[Extracted records]
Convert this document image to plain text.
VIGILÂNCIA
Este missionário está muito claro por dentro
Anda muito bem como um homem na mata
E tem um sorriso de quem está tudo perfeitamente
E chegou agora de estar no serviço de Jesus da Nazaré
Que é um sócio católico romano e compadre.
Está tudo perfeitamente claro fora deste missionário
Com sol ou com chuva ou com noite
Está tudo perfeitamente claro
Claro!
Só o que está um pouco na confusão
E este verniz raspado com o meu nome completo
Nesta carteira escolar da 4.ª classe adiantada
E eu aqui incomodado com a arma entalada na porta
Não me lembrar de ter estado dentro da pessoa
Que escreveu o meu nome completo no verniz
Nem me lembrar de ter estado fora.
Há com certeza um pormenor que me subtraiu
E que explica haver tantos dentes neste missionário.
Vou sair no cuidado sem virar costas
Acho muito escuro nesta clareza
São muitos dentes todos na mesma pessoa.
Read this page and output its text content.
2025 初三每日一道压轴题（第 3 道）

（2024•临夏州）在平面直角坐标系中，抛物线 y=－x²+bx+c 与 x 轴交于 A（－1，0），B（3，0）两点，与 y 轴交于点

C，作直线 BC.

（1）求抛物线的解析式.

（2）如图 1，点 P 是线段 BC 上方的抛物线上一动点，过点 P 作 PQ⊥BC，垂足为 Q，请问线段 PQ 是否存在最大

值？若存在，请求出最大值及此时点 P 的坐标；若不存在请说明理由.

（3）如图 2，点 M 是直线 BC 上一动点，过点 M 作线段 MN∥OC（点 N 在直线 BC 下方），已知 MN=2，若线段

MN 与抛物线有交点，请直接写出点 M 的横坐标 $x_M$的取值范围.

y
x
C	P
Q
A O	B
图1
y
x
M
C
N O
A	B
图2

Task requirements: Copy down every line of the material above that includes the string "verniz".

Solved problem:
E este verniz raspado com o meu nome completo
Que escreveu o meu nome completo no verniz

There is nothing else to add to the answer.